=== WHAT IS EXPECTED ===
Only the number is wanted: count the lines that contain "各年末の住宅ローン残高".

Figure dataset records:
• • •

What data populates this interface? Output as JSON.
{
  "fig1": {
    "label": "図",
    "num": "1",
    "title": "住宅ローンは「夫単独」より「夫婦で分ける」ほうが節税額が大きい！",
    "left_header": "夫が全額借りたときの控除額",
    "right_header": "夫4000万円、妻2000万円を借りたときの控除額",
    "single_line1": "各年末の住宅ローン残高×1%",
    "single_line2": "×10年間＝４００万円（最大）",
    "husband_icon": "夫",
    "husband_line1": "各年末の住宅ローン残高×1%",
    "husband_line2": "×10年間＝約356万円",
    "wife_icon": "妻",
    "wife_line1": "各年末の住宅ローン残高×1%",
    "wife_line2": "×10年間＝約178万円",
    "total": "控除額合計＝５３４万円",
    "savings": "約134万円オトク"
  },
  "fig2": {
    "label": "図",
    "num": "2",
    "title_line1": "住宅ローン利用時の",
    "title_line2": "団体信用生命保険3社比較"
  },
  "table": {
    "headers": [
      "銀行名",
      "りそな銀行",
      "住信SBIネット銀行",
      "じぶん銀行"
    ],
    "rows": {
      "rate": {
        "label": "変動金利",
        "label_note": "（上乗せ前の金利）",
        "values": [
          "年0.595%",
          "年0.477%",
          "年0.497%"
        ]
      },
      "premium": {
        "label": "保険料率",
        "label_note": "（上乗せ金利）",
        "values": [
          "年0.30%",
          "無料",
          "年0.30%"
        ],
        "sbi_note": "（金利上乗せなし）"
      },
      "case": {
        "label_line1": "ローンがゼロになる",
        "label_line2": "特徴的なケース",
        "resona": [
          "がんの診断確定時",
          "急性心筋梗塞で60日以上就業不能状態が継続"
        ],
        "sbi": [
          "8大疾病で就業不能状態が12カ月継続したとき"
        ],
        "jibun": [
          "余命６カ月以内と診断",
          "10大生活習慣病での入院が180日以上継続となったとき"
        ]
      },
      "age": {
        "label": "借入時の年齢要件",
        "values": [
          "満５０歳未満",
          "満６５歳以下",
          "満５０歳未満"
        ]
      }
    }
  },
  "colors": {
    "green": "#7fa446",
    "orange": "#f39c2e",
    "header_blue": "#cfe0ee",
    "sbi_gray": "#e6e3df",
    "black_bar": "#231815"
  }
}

• • •

=== ANSWER TO THE TASK ===
3